Exercise requirements:
Set down each line of the data below exactly as it stands, dropping the pictures.

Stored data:

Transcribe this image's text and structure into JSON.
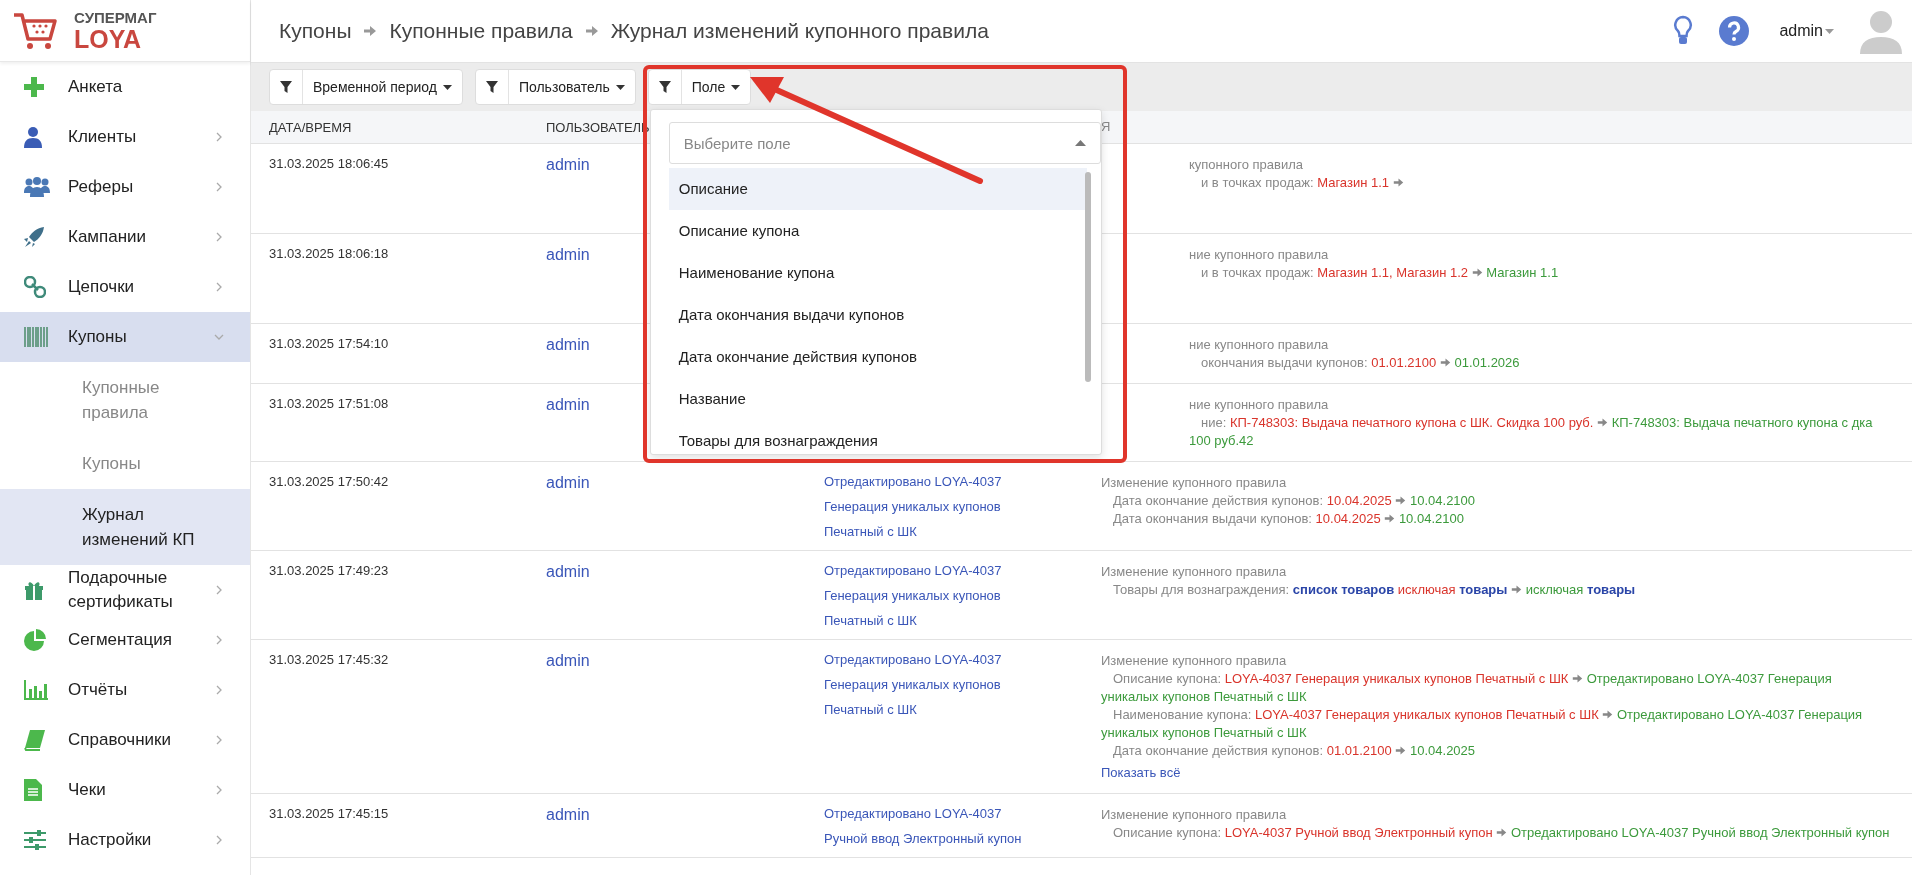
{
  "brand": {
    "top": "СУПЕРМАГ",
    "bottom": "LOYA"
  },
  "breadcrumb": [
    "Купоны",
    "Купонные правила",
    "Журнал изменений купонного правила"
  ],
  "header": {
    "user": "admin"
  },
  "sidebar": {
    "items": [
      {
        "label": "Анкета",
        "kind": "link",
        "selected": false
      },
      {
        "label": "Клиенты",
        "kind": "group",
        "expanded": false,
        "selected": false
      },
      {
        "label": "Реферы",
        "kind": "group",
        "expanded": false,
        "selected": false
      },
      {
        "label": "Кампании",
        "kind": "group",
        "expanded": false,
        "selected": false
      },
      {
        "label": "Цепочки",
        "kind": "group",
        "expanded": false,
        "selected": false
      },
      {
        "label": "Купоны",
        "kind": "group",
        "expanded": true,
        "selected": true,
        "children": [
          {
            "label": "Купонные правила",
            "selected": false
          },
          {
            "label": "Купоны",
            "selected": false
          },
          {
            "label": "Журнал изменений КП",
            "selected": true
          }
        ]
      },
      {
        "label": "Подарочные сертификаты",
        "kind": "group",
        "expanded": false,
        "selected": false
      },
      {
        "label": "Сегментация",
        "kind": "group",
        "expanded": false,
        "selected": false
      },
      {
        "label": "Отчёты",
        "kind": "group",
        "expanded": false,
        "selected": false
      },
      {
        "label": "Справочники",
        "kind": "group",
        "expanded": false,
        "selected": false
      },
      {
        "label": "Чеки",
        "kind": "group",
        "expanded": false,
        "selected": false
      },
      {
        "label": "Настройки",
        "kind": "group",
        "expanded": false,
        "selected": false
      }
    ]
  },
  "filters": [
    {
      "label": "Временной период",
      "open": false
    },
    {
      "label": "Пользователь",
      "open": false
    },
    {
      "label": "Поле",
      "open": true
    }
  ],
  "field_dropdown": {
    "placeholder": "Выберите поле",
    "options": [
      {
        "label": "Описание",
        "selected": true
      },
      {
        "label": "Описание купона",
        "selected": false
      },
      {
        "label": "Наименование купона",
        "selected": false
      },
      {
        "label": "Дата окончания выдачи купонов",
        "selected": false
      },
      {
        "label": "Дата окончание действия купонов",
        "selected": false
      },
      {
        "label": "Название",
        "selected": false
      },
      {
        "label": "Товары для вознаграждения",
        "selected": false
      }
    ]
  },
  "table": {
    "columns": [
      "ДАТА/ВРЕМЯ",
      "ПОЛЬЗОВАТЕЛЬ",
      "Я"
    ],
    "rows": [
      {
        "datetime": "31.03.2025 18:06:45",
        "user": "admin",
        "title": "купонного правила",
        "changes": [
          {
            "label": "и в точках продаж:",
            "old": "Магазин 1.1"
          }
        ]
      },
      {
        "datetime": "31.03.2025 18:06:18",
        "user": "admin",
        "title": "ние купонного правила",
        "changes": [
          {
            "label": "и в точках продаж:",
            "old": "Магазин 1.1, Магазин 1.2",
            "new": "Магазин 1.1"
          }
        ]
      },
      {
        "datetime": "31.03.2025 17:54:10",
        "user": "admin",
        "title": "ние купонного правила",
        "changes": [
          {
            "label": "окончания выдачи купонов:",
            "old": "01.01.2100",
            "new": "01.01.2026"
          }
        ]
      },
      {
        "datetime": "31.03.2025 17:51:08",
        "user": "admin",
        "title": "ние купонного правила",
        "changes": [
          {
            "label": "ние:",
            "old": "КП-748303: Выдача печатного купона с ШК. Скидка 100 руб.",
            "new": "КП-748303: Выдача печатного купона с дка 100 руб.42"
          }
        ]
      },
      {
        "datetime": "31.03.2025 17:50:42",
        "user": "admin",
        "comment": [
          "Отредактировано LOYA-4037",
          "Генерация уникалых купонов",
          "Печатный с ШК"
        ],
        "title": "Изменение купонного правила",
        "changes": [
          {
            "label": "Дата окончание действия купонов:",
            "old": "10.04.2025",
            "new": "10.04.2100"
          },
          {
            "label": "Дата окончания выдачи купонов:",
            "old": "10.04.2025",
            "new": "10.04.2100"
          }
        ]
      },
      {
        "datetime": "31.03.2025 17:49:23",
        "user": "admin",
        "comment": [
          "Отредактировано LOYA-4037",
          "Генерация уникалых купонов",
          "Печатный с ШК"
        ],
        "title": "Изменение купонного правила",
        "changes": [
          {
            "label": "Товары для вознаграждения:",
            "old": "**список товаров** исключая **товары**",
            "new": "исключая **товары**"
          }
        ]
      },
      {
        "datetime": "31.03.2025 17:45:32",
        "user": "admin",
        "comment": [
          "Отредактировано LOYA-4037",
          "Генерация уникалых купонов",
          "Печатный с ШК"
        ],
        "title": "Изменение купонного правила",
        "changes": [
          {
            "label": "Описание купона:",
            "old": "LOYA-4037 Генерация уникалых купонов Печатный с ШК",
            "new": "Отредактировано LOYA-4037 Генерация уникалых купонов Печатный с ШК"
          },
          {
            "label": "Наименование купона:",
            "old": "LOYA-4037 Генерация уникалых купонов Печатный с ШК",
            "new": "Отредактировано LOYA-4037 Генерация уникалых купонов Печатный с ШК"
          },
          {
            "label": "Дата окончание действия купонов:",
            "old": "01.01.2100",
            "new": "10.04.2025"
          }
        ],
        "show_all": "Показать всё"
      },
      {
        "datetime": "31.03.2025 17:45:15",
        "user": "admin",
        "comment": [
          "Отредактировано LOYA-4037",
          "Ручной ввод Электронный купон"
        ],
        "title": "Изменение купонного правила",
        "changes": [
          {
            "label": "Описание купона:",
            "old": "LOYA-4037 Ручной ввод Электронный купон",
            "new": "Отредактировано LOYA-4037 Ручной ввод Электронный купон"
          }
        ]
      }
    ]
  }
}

Solved problem:
Transcribe this image's text and structure into JSON.
{
  "brand": {
    "top": "СУПЕРМАГ",
    "bottom": "LOYA"
  },
  "breadcrumb": [
    "Купоны",
    "Купонные правила",
    "Журнал изменений купонного правила"
  ],
  "header": {
    "user": "admin"
  },
  "sidebar": {
    "items": [
      {
        "label": "Анкета",
        "kind": "link",
        "selected": false
      },
      {
        "label": "Клиенты",
        "kind": "group",
        "expanded": false,
        "selected": false
      },
      {
        "label": "Реферы",
        "kind": "group",
        "expanded": false,
        "selected": false
      },
      {
        "label": "Кампании",
        "kind": "group",
        "expanded": false,
        "selected": false
      },
      {
        "label": "Цепочки",
        "kind": "group",
        "expanded": false,
        "selected": false
      },
      {
        "label": "Купоны",
        "kind": "group",
        "expanded": true,
        "selected": true,
        "children": [
          {
            "label": "Купонные правила",
            "selected": false
          },
          {
            "label": "Купоны",
            "selected": false
          },
          {
            "label": "Журнал изменений КП",
            "selected": true
          }
        ]
      },
      {
        "label": "Подарочные сертификаты",
        "kind": "group",
        "expanded": false,
        "selected": false
      },
      {
        "label": "Сегментация",
        "kind": "group",
        "expanded": false,
        "selected": false
      },
      {
        "label": "Отчёты",
        "kind": "group",
        "expanded": false,
        "selected": false
      },
      {
        "label": "Справочники",
        "kind": "group",
        "expanded": false,
        "selected": false
      },
      {
        "label": "Чеки",
        "kind": "group",
        "expanded": false,
        "selected": false
      },
      {
        "label": "Настройки",
        "kind": "group",
        "expanded": false,
        "selected": false
      }
    ]
  },
  "filters": [
    {
      "label": "Временной период",
      "open": false
    },
    {
      "label": "Пользователь",
      "open": false
    },
    {
      "label": "Поле",
      "open": true
    }
  ],
  "field_dropdown": {
    "placeholder": "Выберите поле",
    "options": [
      {
        "label": "Описание",
        "selected": true
      },
      {
        "label": "Описание купона",
        "selected": false
      },
      {
        "label": "Наименование купона",
        "selected": false
      },
      {
        "label": "Дата окончания выдачи купонов",
        "selected": false
      },
      {
        "label": "Дата окончание действия купонов",
        "selected": false
      },
      {
        "label": "Название",
        "selected": false
      },
      {
        "label": "Товары для вознаграждения",
        "selected": false
      }
    ]
  },
  "table": {
    "columns": [
      "ДАТА/ВРЕМЯ",
      "ПОЛЬЗОВАТЕЛЬ",
      "Я"
    ],
    "rows": [
      {
        "datetime": "31.03.2025 18:06:45",
        "user": "admin",
        "title": "купонного правила",
        "changes": [
          {
            "label": "и в точках продаж:",
            "old": "Магазин 1.1"
          }
        ]
      },
      {
        "datetime": "31.03.2025 18:06:18",
        "user": "admin",
        "title": "ние купонного правила",
        "changes": [
          {
            "label": "и в точках продаж:",
            "old": "Магазин 1.1, Магазин 1.2",
            "new": "Магазин 1.1"
          }
        ]
      },
      {
        "datetime": "31.03.2025 17:54:10",
        "user": "admin",
        "title": "ние купонного правила",
        "changes": [
          {
            "label": "окончания выдачи купонов:",
            "old": "01.01.2100",
            "new": "01.01.2026"
          }
        ]
      },
      {
        "datetime": "31.03.2025 17:51:08",
        "user": "admin",
        "title": "ние купонного правила",
        "changes": [
          {
            "label": "ние:",
            "old": "КП-748303: Выдача печатного купона с ШК. Скидка 100 руб.",
            "new": "КП-748303: Выдача печатного купона с дка 100 руб.42"
          }
        ]
      },
      {
        "datetime": "31.03.2025 17:50:42",
        "user": "admin",
        "comment": [
          "Отредактировано LOYA-4037",
          "Генерация уникалых купонов",
          "Печатный с ШК"
        ],
        "title": "Изменение купонного правила",
        "changes": [
          {
            "label": "Дата окончание действия купонов:",
            "old": "10.04.2025",
            "new": "10.04.2100"
          },
          {
            "label": "Дата окончания выдачи купонов:",
            "old": "10.04.2025",
            "new": "10.04.2100"
          }
        ]
      },
      {
        "datetime": "31.03.2025 17:49:23",
        "user": "admin",
        "comment": [
          "Отредактировано LOYA-4037",
          "Генерация уникалых купонов",
          "Печатный с ШК"
        ],
        "title": "Изменение купонного правила",
        "changes": [
          {
            "label": "Товары для вознаграждения:",
            "old": "**список товаров** исключая **товары**",
            "new": "исключая **товары**"
          }
        ]
      },
      {
        "datetime": "31.03.2025 17:45:32",
        "user": "admin",
        "comment": [
          "Отредактировано LOYA-4037",
          "Генерация уникалых купонов",
          "Печатный с ШК"
        ],
        "title": "Изменение купонного правила",
        "changes": [
          {
            "label": "Описание купона:",
            "old": "LOYA-4037 Генерация уникалых купонов Печатный с ШК",
            "new": "Отредактировано LOYA-4037 Генерация уникалых купонов Печатный с ШК"
          },
          {
            "label": "Наименование купона:",
            "old": "LOYA-4037 Генерация уникалых купонов Печатный с ШК",
            "new": "Отредактировано LOYA-4037 Генерация уникалых купонов Печатный с ШК"
          },
          {
            "label": "Дата окончание действия купонов:",
            "old": "01.01.2100",
            "new": "10.04.2025"
          }
        ],
        "show_all": "Показать всё"
      },
      {
        "datetime": "31.03.2025 17:45:15",
        "user": "admin",
        "comment": [
          "Отредактировано LOYA-4037",
          "Ручной ввод Электронный купон"
        ],
        "title": "Изменение купонного правила",
        "changes": [
          {
            "label": "Описание купона:",
            "old": "LOYA-4037 Ручной ввод Электронный купон",
            "new": "Отредактировано LOYA-4037 Ручной ввод Электронный купон"
          }
        ]
      }
    ]
  }
}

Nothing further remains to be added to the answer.